Look through the listing and locate every line containing the word "from"; copy those lines.
___ GIVEN DATA ___
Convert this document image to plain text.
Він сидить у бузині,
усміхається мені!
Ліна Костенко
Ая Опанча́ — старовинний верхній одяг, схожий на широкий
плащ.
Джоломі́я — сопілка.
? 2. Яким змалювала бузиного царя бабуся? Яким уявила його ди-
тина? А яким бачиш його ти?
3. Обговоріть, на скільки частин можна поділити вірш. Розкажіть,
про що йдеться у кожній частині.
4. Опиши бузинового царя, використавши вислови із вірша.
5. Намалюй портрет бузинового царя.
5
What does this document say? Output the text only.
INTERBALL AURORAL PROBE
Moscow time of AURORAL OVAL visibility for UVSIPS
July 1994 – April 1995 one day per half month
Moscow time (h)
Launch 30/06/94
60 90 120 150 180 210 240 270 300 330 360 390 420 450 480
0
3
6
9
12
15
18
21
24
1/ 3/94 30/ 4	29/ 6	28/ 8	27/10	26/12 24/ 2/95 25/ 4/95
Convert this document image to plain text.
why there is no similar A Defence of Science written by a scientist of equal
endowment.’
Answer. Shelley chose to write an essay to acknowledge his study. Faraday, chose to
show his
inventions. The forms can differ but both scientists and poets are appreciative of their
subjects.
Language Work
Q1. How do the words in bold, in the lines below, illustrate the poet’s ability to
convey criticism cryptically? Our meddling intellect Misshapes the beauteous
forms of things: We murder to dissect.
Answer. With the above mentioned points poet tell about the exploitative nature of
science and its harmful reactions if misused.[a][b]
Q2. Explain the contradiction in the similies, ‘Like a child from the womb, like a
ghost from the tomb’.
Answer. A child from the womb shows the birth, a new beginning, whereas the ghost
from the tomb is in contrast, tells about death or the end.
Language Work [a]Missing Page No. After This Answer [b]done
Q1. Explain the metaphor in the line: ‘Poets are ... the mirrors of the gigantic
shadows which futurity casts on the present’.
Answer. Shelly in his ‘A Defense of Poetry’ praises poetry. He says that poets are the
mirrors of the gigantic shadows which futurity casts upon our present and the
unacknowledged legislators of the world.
___
*TASK ANSWER*.
Q2. Explain the contradiction in the similies, ‘Like a child from the womb, like a
ghost from the tomb’.
Answer. A child from the womb shows the birth, a new beginning, whereas the ghost
from the tomb is in contrast, tells about death or the end.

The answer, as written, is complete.